══ Exercise data ══
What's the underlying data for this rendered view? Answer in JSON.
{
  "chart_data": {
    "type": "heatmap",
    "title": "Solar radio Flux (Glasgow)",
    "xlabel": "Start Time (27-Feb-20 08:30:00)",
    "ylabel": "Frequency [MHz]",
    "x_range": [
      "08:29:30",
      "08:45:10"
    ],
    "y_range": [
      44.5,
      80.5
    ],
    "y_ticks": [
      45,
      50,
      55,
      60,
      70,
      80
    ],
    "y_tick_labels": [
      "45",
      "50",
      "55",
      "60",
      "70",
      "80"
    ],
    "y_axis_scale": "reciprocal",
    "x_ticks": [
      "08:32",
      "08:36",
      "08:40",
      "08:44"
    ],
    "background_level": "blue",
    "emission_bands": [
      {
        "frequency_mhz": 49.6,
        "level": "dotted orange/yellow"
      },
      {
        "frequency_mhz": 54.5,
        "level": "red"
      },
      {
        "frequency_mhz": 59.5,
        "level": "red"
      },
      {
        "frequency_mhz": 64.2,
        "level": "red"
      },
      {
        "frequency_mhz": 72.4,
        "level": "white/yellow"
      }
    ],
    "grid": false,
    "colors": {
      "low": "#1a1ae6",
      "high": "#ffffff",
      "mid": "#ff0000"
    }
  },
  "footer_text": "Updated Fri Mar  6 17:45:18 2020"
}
═══
Where a line in the entries holds "yellow", copy that line.

        "level": "dotted orange/yellow"
        "level": "white/yellow"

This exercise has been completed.